-- EXERCISE DIRECTIONS --
Repeat each line of the material exactly.

-- SUPPLIED RECORDS --
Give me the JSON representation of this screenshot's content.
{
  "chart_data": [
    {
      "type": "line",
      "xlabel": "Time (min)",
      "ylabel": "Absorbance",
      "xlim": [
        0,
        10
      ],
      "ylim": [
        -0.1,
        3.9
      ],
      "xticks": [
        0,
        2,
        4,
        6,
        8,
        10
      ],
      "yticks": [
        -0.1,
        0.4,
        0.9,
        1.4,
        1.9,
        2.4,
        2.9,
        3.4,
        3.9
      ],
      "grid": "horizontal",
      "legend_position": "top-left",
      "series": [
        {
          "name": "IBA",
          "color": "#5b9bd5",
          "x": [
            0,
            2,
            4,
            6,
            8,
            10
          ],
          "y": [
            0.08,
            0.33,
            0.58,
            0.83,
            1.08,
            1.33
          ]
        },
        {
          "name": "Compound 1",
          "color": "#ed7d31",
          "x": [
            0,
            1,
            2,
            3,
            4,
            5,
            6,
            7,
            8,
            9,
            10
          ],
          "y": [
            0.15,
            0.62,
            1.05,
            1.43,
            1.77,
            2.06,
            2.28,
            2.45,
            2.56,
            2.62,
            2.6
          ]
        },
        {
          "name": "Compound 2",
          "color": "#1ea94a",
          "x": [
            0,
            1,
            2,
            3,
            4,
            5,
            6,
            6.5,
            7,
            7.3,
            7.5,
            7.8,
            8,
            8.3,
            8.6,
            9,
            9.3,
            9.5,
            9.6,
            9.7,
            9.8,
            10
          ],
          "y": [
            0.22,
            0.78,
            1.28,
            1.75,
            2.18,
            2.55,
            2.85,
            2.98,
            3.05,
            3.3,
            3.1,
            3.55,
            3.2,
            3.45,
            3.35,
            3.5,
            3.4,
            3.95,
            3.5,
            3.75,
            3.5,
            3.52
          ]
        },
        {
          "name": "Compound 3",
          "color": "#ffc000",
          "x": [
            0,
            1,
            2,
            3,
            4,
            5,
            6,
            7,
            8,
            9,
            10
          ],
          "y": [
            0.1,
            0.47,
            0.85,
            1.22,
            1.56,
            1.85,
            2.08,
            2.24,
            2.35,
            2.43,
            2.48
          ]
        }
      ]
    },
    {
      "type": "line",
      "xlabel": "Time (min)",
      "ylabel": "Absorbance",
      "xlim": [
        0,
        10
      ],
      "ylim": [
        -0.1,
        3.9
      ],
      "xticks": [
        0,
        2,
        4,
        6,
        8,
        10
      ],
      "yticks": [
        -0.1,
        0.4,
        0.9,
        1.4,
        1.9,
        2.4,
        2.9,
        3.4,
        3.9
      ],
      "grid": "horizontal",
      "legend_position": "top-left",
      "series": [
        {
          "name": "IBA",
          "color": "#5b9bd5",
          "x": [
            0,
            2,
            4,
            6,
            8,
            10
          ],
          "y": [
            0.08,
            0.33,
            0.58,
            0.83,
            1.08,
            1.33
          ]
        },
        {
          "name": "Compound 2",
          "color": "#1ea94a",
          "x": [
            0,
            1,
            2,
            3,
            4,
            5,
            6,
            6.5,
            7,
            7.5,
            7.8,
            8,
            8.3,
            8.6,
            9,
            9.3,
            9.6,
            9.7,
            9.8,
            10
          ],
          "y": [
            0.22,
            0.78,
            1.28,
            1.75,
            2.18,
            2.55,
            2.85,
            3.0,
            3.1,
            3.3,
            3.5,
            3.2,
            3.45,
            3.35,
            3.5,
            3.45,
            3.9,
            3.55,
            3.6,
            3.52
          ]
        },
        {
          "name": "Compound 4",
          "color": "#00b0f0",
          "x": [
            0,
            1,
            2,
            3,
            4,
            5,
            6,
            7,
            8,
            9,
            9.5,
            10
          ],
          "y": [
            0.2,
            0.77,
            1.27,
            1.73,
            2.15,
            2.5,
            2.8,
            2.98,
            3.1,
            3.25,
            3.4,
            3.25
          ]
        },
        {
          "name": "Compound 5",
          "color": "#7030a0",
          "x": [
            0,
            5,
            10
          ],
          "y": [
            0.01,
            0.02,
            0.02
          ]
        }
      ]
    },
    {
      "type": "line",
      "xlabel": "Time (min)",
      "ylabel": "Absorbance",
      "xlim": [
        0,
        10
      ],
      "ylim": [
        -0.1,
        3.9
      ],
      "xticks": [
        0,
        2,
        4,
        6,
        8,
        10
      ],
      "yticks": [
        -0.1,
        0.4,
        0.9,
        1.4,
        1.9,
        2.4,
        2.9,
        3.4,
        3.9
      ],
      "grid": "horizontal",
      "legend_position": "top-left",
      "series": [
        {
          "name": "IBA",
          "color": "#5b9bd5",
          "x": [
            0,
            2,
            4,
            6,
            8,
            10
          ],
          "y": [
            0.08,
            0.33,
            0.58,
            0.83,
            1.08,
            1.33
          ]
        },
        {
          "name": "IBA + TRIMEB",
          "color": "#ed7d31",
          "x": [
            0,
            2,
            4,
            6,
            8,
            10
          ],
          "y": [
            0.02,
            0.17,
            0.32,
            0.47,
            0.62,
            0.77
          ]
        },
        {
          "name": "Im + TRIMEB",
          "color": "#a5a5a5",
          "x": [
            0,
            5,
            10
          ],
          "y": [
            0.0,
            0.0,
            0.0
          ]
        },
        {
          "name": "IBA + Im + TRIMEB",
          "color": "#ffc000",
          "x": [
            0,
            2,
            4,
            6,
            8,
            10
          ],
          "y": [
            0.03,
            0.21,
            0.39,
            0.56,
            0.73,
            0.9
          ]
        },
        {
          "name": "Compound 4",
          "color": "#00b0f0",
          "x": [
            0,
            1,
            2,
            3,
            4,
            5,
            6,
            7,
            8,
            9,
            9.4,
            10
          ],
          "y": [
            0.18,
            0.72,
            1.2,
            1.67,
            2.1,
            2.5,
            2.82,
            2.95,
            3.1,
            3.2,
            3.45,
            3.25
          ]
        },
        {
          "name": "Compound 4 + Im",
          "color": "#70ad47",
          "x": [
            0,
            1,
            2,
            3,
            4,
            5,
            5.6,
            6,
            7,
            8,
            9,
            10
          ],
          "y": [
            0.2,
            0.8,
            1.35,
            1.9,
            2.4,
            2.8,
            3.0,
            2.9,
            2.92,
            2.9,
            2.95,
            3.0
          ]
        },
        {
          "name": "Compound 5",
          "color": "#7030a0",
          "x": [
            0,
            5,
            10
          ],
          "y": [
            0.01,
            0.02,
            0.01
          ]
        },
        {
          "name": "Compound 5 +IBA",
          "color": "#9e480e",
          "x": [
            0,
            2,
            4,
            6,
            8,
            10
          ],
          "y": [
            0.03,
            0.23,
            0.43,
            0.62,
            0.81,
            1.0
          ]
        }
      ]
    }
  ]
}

-- RESULT OF THIS TASK --
Give me the JSON representation of this screenshot's content.
{
  "chart_data": [
    {
      "type": "line",
      "xlabel": "Time (min)",
      "ylabel": "Absorbance",
      "xlim": [
        0,
        10
      ],
      "ylim": [
        -0.1,
        3.9
      ],
      "xticks": [
        0,
        2,
        4,
        6,
        8,
        10
      ],
      "yticks": [
        -0.1,
        0.4,
        0.9,
        1.4,
        1.9,
        2.4,
        2.9,
        3.4,
        3.9
      ],
      "grid": "horizontal",
      "legend_position": "top-left",
      "series": [
        {
          "name": "IBA",
          "color": "#5b9bd5",
          "x": [
            0,
            2,
            4,
            6,
            8,
            10
          ],
          "y": [
            0.08,
            0.33,
            0.58,
            0.83,
            1.08,
            1.33
          ]
        },
        {
          "name": "Compound 1",
          "color": "#ed7d31",
          "x": [
            0,
            1,
            2,
            3,
            4,
            5,
            6,
            7,
            8,
            9,
            10
          ],
          "y": [
            0.15,
            0.62,
            1.05,
            1.43,
            1.77,
            2.06,
            2.28,
            2.45,
            2.56,
            2.62,
            2.6
          ]
        },
        {
          "name": "Compound 2",
          "color": "#1ea94a",
          "x": [
            0,
            1,
            2,
            3,
            4,
            5,
            6,
            6.5,
            7,
            7.3,
            7.5,
            7.8,
            8,
            8.3,
            8.6,
            9,
            9.3,
            9.5,
            9.6,
            9.7,
            9.8,
            10
          ],
          "y": [
            0.22,
            0.78,
            1.28,
            1.75,
            2.18,
            2.55,
            2.85,
            2.98,
            3.05,
            3.3,
            3.1,
            3.55,
            3.2,
            3.45,
            3.35,
            3.5,
            3.4,
            3.95,
            3.5,
            3.75,
            3.5,
            3.52
          ]
        },
        {
          "name": "Compound 3",
          "color": "#ffc000",
          "x": [
            0,
            1,
            2,
            3,
            4,
            5,
            6,
            7,
            8,
            9,
            10
          ],
          "y": [
            0.1,
            0.47,
            0.85,
            1.22,
            1.56,
            1.85,
            2.08,
            2.24,
            2.35,
            2.43,
            2.48
          ]
        }
      ]
    },
    {
      "type": "line",
      "xlabel": "Time (min)",
      "ylabel": "Absorbance",
      "xlim": [
        0,
        10
      ],
      "ylim": [
        -0.1,
        3.9
      ],
      "xticks": [
        0,
        2,
        4,
        6,
        8,
        10
      ],
      "yticks": [
        -0.1,
        0.4,
        0.9,
        1.4,
        1.9,
        2.4,
        2.9,
        3.4,
        3.9
      ],
      "grid": "horizontal",
      "legend_position": "top-left",
      "series": [
        {
          "name": "IBA",
          "color": "#5b9bd5",
          "x": [
            0,
            2,
            4,
            6,
            8,
            10
          ],
          "y": [
            0.08,
            0.33,
            0.58,
            0.83,
            1.08,
            1.33
          ]
        },
        {
          "name": "Compound 2",
          "color": "#1ea94a",
          "x": [
            0,
            1,
            2,
            3,
            4,
            5,
            6,
            6.5,
            7,
            7.5,
            7.8,
            8,
            8.3,
            8.6,
            9,
            9.3,
            9.6,
            9.7,
            9.8,
            10
          ],
          "y": [
            0.22,
            0.78,
            1.28,
            1.75,
            2.18,
            2.55,
            2.85,
            3.0,
            3.1,
            3.3,
            3.5,
            3.2,
            3.45,
            3.35,
            3.5,
            3.45,
            3.9,
            3.55,
            3.6,
            3.52
          ]
        },
        {
          "name": "Compound 4",
          "color": "#00b0f0",
          "x": [
            0,
            1,
            2,
            3,
            4,
            5,
            6,
            7,
            8,
            9,
            9.5,
            10
          ],
          "y": [
            0.2,
            0.77,
            1.27,
            1.73,
            2.15,
            2.5,
            2.8,
            2.98,
            3.1,
            3.25,
            3.4,
            3.25
          ]
        },
        {
          "name": "Compound 5",
          "color": "#7030a0",
          "x": [
            0,
            5,
            10
          ],
          "y": [
            0.01,
            0.02,
            0.02
          ]
        }
      ]
    },
    {
      "type": "line",
      "xlabel": "Time (min)",
      "ylabel": "Absorbance",
      "xlim": [
        0,
        10
      ],
      "ylim": [
        -0.1,
        3.9
      ],
      "xticks": [
        0,
        2,
        4,
        6,
        8,
        10
      ],
      "yticks": [
        -0.1,
        0.4,
        0.9,
        1.4,
        1.9,
        2.4,
        2.9,
        3.4,
        3.9
      ],
      "grid": "horizontal",
      "legend_position": "top-left",
      "series": [
        {
          "name": "IBA",
          "color": "#5b9bd5",
          "x": [
            0,
            2,
            4,
            6,
            8,
            10
          ],
          "y": [
            0.08,
            0.33,
            0.58,
            0.83,
            1.08,
            1.33
          ]
        },
        {
          "name": "IBA + TRIMEB",
          "color": "#ed7d31",
          "x": [
            0,
            2,
            4,
            6,
            8,
            10
          ],
          "y": [
            0.02,
            0.17,
            0.32,
            0.47,
            0.62,
            0.77
          ]
        },
        {
          "name": "Im + TRIMEB",
          "color": "#a5a5a5",
          "x": [
            0,
            5,
            10
          ],
          "y": [
            0.0,
            0.0,
            0.0
          ]
        },
        {
          "name": "IBA + Im + TRIMEB",
          "color": "#ffc000",
          "x": [
            0,
            2,
            4,
            6,
            8,
            10
          ],
          "y": [
            0.03,
            0.21,
            0.39,
            0.56,
            0.73,
            0.9
          ]
        },
        {
          "name": "Compound 4",
          "color": "#00b0f0",
          "x": [
            0,
            1,
            2,
            3,
            4,
            5,
            6,
            7,
            8,
            9,
            9.4,
            10
          ],
          "y": [
            0.18,
            0.72,
            1.2,
            1.67,
            2.1,
            2.5,
            2.82,
            2.95,
            3.1,
            3.2,
            3.45,
            3.25
          ]
        },
        {
          "name": "Compound 4 + Im",
          "color": "#70ad47",
          "x": [
            0,
            1,
            2,
            3,
            4,
            5,
            5.6,
            6,
            7,
            8,
            9,
            10
          ],
          "y": [
            0.2,
            0.8,
            1.35,
            1.9,
            2.4,
            2.8,
            3.0,
            2.9,
            2.92,
            2.9,
            2.95,
            3.0
          ]
        },
        {
          "name": "Compound 5",
          "color": "#7030a0",
          "x": [
            0,
            5,
            10
          ],
          "y": [
            0.01,
            0.02,
            0.01
          ]
        },
        {
          "name": "Compound 5 +IBA",
          "color": "#9e480e",
          "x": [
            0,
            2,
            4,
            6,
            8,
            10
          ],
          "y": [
            0.03,
            0.23,
            0.43,
            0.62,
            0.81,
            1.0
          ]
        }
      ]
    }
  ]
}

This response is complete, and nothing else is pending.